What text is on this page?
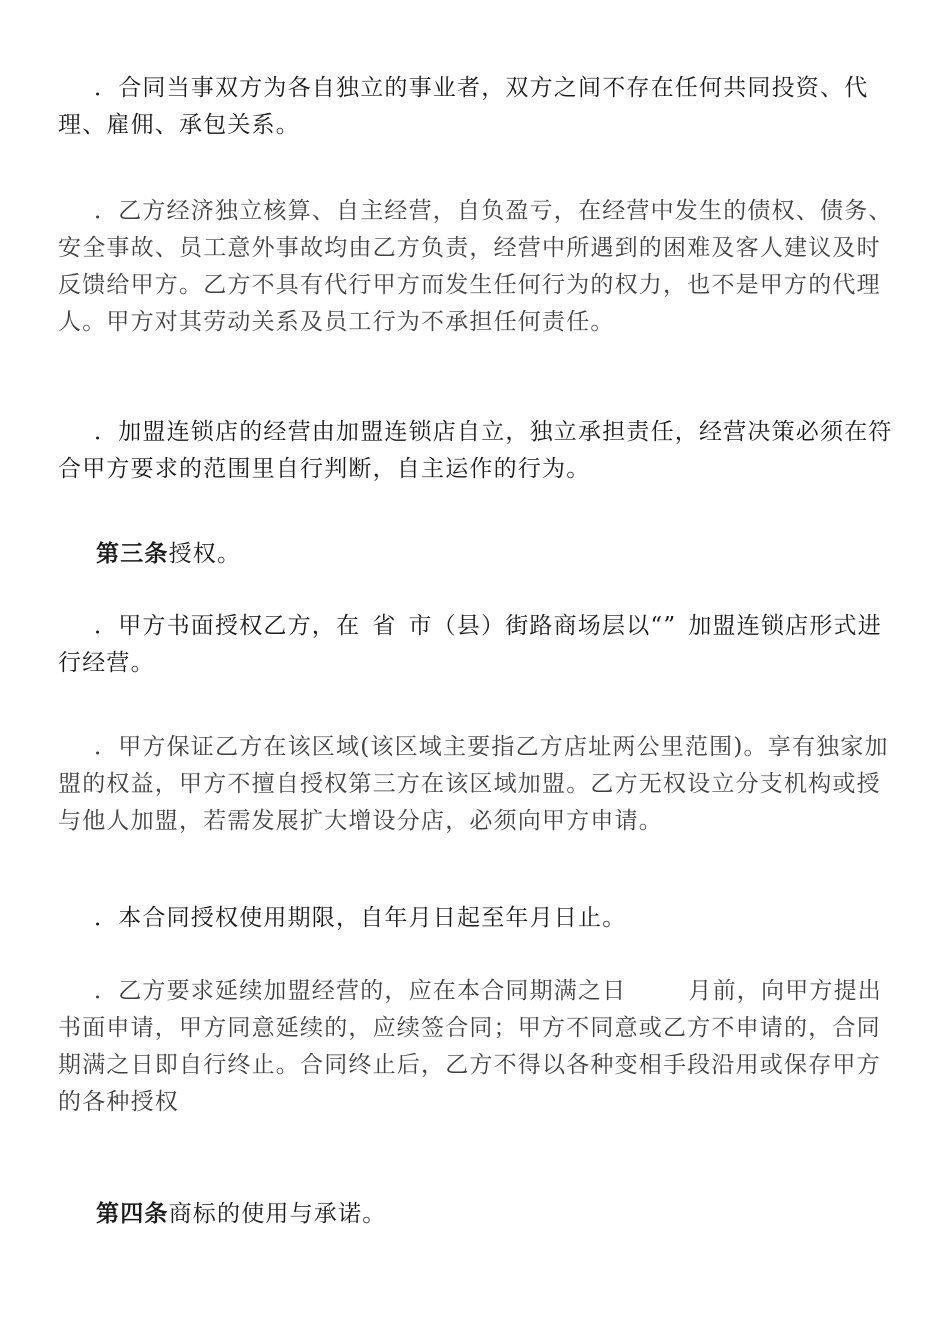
．合同当事双方为各自独立的事业者，双方之间不存在任何共同投资、代理、雇佣、承包关系。

．乙方经济独立核算、自主经营，自负盈亏，在经营中发生的债权、债务、安全事故、员工意外事故均由乙方负责，经营中所遇到的困难及客人建议及时反馈给甲方。乙方不具有代行甲方而发生任何行为的权力，也不是甲方的代理人。甲方对其劳动关系及员工行为不承担任何责任。

．加盟连锁店的经营由加盟连锁店自立，独立承担责任，经营决策必须在符合甲方要求的范围里自行判断，自主运作的行为。

第三条授权。

．甲方书面授权乙方，在 省 市（县）街路商场层以“” 加盟连锁店形式进行经营。

．甲方保证乙方在该区域(该区域主要指乙方店址两公里范围)。享有独家加盟的权益，甲方不擅自授权第三方在该区域加盟。乙方无权设立分支机构或授与他人加盟，若需发展扩大增设分店，必须向甲方申请。

．本合同授权使用期限，自年月日起至年月日止。

．乙方要求延续加盟经营的，应在本合同期满之日	月前，向甲方提出书面申请，甲方同意延续的，应续签合同；甲方不同意或乙方不申请的，合同期满之日即自行终止。合同终止后，乙方不得以各种变相手段沿用或保存甲方的各种授权

第四条商标的使用与承诺。
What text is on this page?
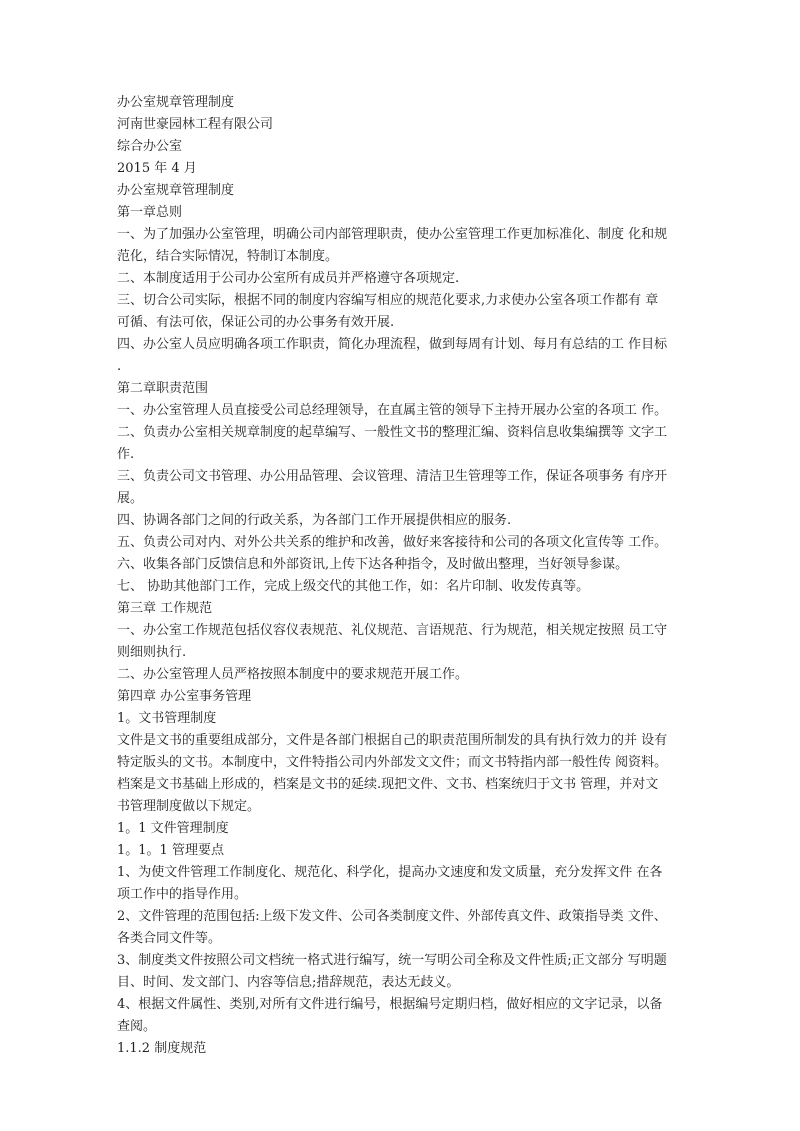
办公室规章管理制度
河南世豪园林工程有限公司
综合办公室
2015 年 4 月
办公室规章管理制度
第一章总则
一、为了加强办公室管理，明确公司内部管理职责，使办公室管理工作更加标准化、制度 化和规
范化，结合实际情况，特制订本制度。
二、本制度适用于公司办公室所有成员并严格遵守各项规定.
三、切合公司实际，根据不同的制度内容编写相应的规范化要求,力求使办公室各项工作都有 章
可循、有法可依，保证公司的办公事务有效开展.
四、办公室人员应明确各项工作职责，简化办理流程，做到每周有计划、每月有总结的工 作目标
.
第二章职责范围
一、办公室管理人员直接受公司总经理领导，在直属主管的领导下主持开展办公室的各项工 作。
二、负责办公室相关规章制度的起草编写、一般性文书的整理汇编、资料信息收集编撰等 文字工
作.
三、负责公司文书管理、办公用品管理、会议管理、清洁卫生管理等工作，保证各项事务 有序开
展。
四、协调各部门之间的行政关系，为各部门工作开展提供相应的服务.
五、负责公司对内、对外公共关系的维护和改善，做好来客接待和公司的各项文化宣传等 工作。
六、收集各部门反馈信息和外部资讯,上传下达各种指令，及时做出整理，当好领导参谋。
七、 协助其他部门工作，完成上级交代的其他工作，如：名片印制、收发传真等。
第三章 工作规范
一、办公室工作规范包括仪容仪表规范、礼仪规范、言语规范、行为规范，相关规定按照 员工守
则细则执行.
二、办公室管理人员严格按照本制度中的要求规范开展工作。
第四章 办公室事务管理
1。文书管理制度
文件是文书的重要组成部分，文件是各部门根据自己的职责范围所制发的具有执行效力的并 设有
特定版头的文书。本制度中，文件特指公司内外部发文文件；而文书特指内部一般性传 阅资料。
档案是文书基础上形成的，档案是文书的延续.现把文件、文书、档案统归于文书 管理，并对文
书管理制度做以下规定。
1。1 文件管理制度
1。1。1 管理要点
1、为使文件管理工作制度化、规范化、科学化，提高办文速度和发文质量，充分发挥文件 在各
项工作中的指导作用。
2、文件管理的范围包括:上级下发文件、公司各类制度文件、外部传真文件、政策指导类 文件、
各类合同文件等。
3、制度类文件按照公司文档统一格式进行编写，统一写明公司全称及文件性质;正文部分 写明题
目、时间、发文部门、内容等信息;措辞规范，表达无歧义。
4、根据文件属性、类别,对所有文件进行编号，根据编号定期归档，做好相应的文字记录，以备
查阅。
1.1.2 制度规范
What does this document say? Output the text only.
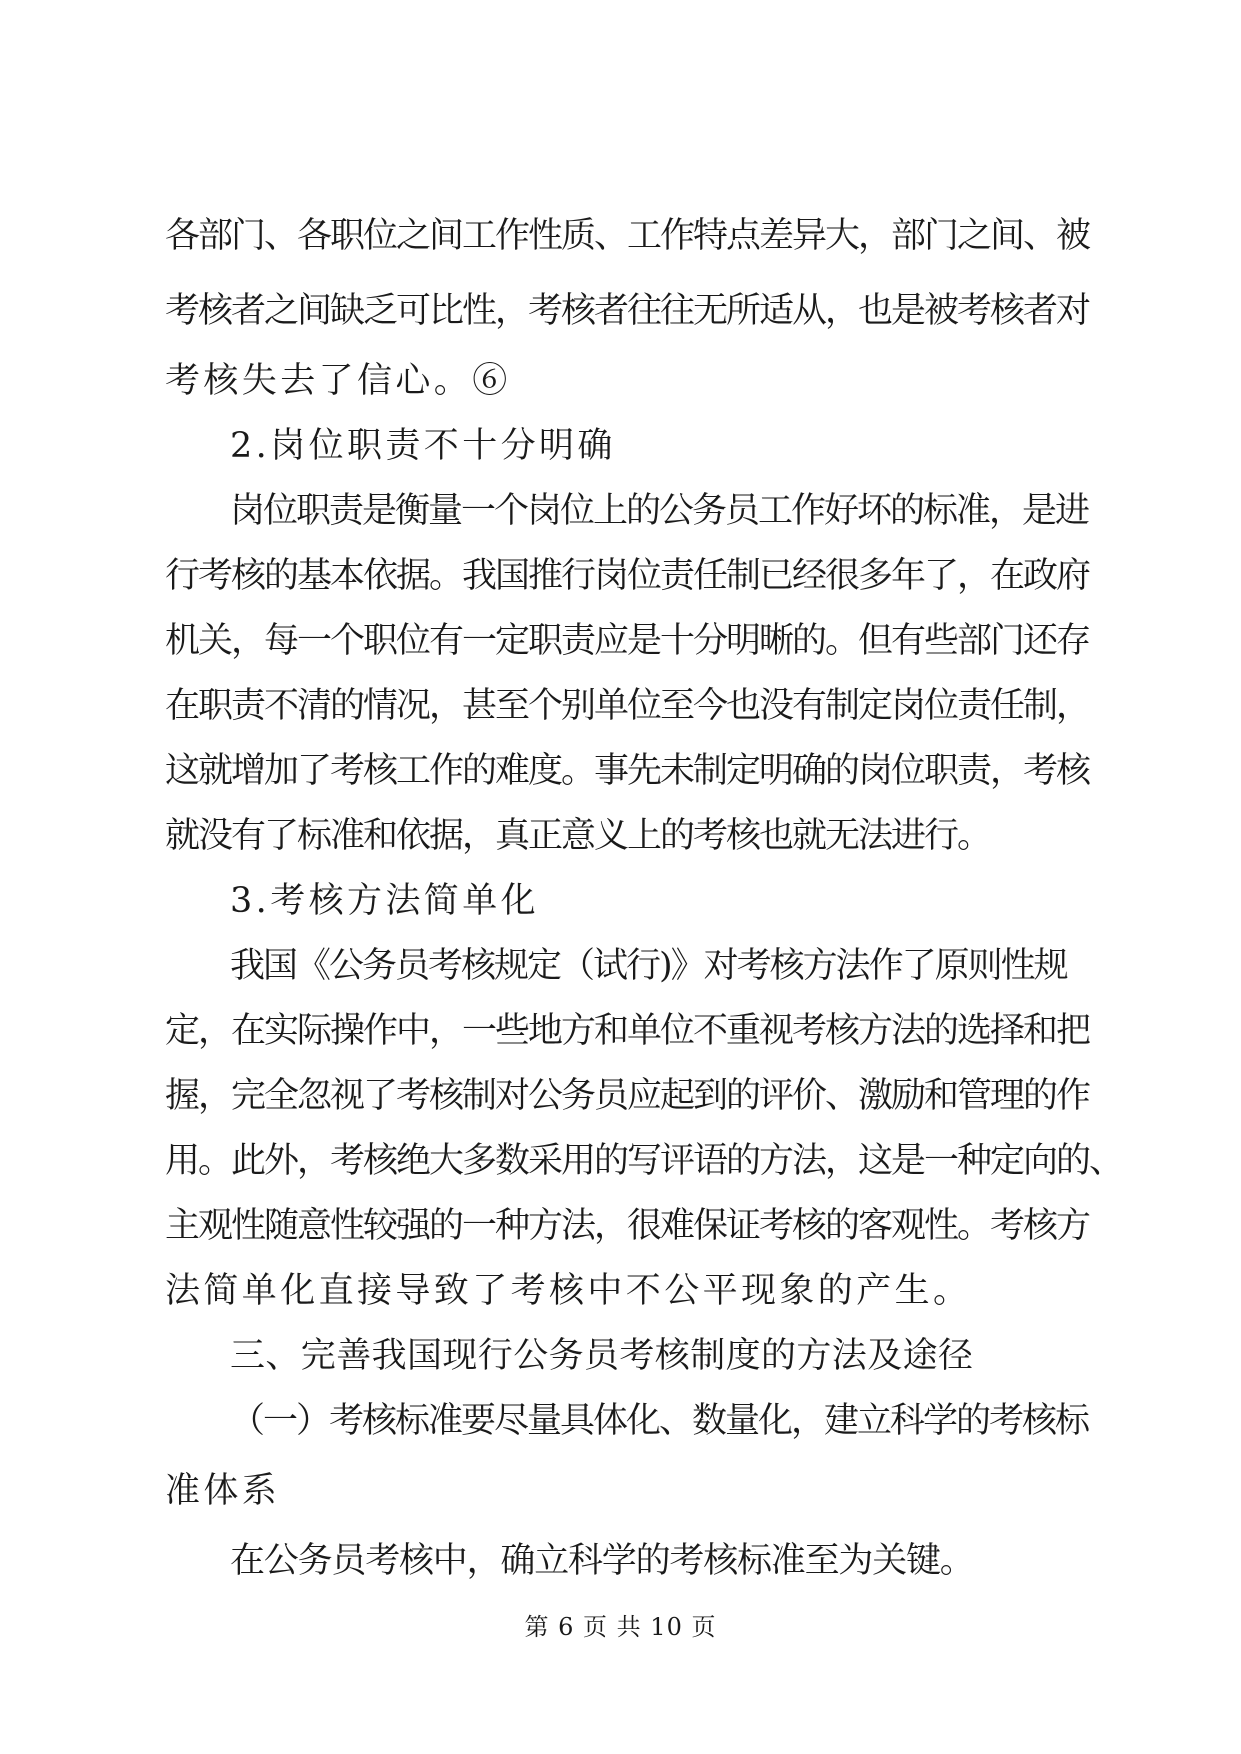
各部门、各职位之间工作性质、工作特点差异大，部门之间、被
考核者之间缺乏可比性，考核者往往无所适从，也是被考核者对
考核失去了信心。⑥
2.岗位职责不十分明确
岗位职责是衡量一个岗位上的公务员工作好坏的标准，是进
行考核的基本依据。我国推行岗位责任制已经很多年了，在政府
机关，每一个职位有一定职责应是十分明晰的。但有些部门还存
在职责不清的情况，甚至个别单位至今也没有制定岗位责任制，
这就增加了考核工作的难度。事先未制定明确的岗位职责，考核
就没有了标准和依据，真正意义上的考核也就无法进行。
3.考核方法简单化
我国《公务员考核规定（试行)》对考核方法作了原则性规
定，在实际操作中，一些地方和单位不重视考核方法的选择和把
握，完全忽视了考核制对公务员应起到的评价、激励和管理的作
用。此外，考核绝大多数采用的写评语的方法，这是一种定向的、
主观性随意性较强的一种方法，很难保证考核的客观性。考核方
法简单化直接导致了考核中不公平现象的产生。
三、完善我国现行公务员考核制度的方法及途径
（一）考核标准要尽量具体化、数量化，建立科学的考核标
准体系
在公务员考核中，确立科学的考核标准至为关键。
第 6 页 共 10 页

Exercise description: Write out again every line above exactly as given; the pictures do not belong in the copy.

Written solution:
What text is on this page?
．合同当事双方为各自独立的事业者，双方之间不存在任何共同投资、代理、雇佣、承包关系。

．乙方经济独立核算、自主经营，自负盈亏，在经营中发生的债权、债务、安全事故、员工意外事故均由乙方负责，经营中所遇到的困难及客人建议及时反馈给甲方。乙方不具有代行甲方而发生任何行为的权力，也不是甲方的代理人。甲方对其劳动关系及员工行为不承担任何责任。

．加盟连锁店的经营由加盟连锁店自立，独立承担责任，经营决策必须在符合甲方要求的范围里自行判断，自主运作的行为。

第三条授权。

．甲方书面授权乙方，在 省 市（县）街路商场层以“” 加盟连锁店形式进行经营。

．甲方保证乙方在该区域(该区域主要指乙方店址两公里范围)。享有独家加盟的权益，甲方不擅自授权第三方在该区域加盟。乙方无权设立分支机构或授与他人加盟，若需发展扩大增设分店，必须向甲方申请。

．本合同授权使用期限，自年月日起至年月日止。

．乙方要求延续加盟经营的，应在本合同期满之日	月前，向甲方提出书面申请，甲方同意延续的，应续签合同；甲方不同意或乙方不申请的，合同期满之日即自行终止。合同终止后，乙方不得以各种变相手段沿用或保存甲方的各种授权

第四条商标的使用与承诺。
What text is on this page?
办公室规章管理制度
河南世豪园林工程有限公司
综合办公室
2015 年 4 月
办公室规章管理制度
第一章总则
一、为了加强办公室管理，明确公司内部管理职责，使办公室管理工作更加标准化、制度 化和规
范化，结合实际情况，特制订本制度。
二、本制度适用于公司办公室所有成员并严格遵守各项规定.
三、切合公司实际，根据不同的制度内容编写相应的规范化要求,力求使办公室各项工作都有 章
可循、有法可依，保证公司的办公事务有效开展.
四、办公室人员应明确各项工作职责，简化办理流程，做到每周有计划、每月有总结的工 作目标
.
第二章职责范围
一、办公室管理人员直接受公司总经理领导，在直属主管的领导下主持开展办公室的各项工 作。
二、负责办公室相关规章制度的起草编写、一般性文书的整理汇编、资料信息收集编撰等 文字工
作.
三、负责公司文书管理、办公用品管理、会议管理、清洁卫生管理等工作，保证各项事务 有序开
展。
四、协调各部门之间的行政关系，为各部门工作开展提供相应的服务.
五、负责公司对内、对外公共关系的维护和改善，做好来客接待和公司的各项文化宣传等 工作。
六、收集各部门反馈信息和外部资讯,上传下达各种指令，及时做出整理，当好领导参谋。
七、 协助其他部门工作，完成上级交代的其他工作，如：名片印制、收发传真等。
第三章 工作规范
一、办公室工作规范包括仪容仪表规范、礼仪规范、言语规范、行为规范，相关规定按照 员工守
则细则执行.
二、办公室管理人员严格按照本制度中的要求规范开展工作。
第四章 办公室事务管理
1。文书管理制度
文件是文书的重要组成部分，文件是各部门根据自己的职责范围所制发的具有执行效力的并 设有
特定版头的文书。本制度中，文件特指公司内外部发文文件；而文书特指内部一般性传 阅资料。
档案是文书基础上形成的，档案是文书的延续.现把文件、文书、档案统归于文书 管理，并对文
书管理制度做以下规定。
1。1 文件管理制度
1。1。1 管理要点
1、为使文件管理工作制度化、规范化、科学化，提高办文速度和发文质量，充分发挥文件 在各
项工作中的指导作用。
2、文件管理的范围包括:上级下发文件、公司各类制度文件、外部传真文件、政策指导类 文件、
各类合同文件等。
3、制度类文件按照公司文档统一格式进行编写，统一写明公司全称及文件性质;正文部分 写明题
目、时间、发文部门、内容等信息;措辞规范，表达无歧义。
4、根据文件属性、类别,对所有文件进行编号，根据编号定期归档，做好相应的文字记录，以备
查阅。
1.1.2 制度规范
What does this document say? Output the text only.
各部门、各职位之间工作性质、工作特点差异大，部门之间、被
考核者之间缺乏可比性，考核者往往无所适从，也是被考核者对
考核失去了信心。⑥
2.岗位职责不十分明确
岗位职责是衡量一个岗位上的公务员工作好坏的标准，是进
行考核的基本依据。我国推行岗位责任制已经很多年了，在政府
机关，每一个职位有一定职责应是十分明晰的。但有些部门还存
在职责不清的情况，甚至个别单位至今也没有制定岗位责任制，
这就增加了考核工作的难度。事先未制定明确的岗位职责，考核
就没有了标准和依据，真正意义上的考核也就无法进行。
3.考核方法简单化
我国《公务员考核规定（试行)》对考核方法作了原则性规
定，在实际操作中，一些地方和单位不重视考核方法的选择和把
握，完全忽视了考核制对公务员应起到的评价、激励和管理的作
用。此外，考核绝大多数采用的写评语的方法，这是一种定向的、
主观性随意性较强的一种方法，很难保证考核的客观性。考核方
法简单化直接导致了考核中不公平现象的产生。
三、完善我国现行公务员考核制度的方法及途径
（一）考核标准要尽量具体化、数量化，建立科学的考核标
准体系
在公务员考核中，确立科学的考核标准至为关键。
第 6 页 共 10 页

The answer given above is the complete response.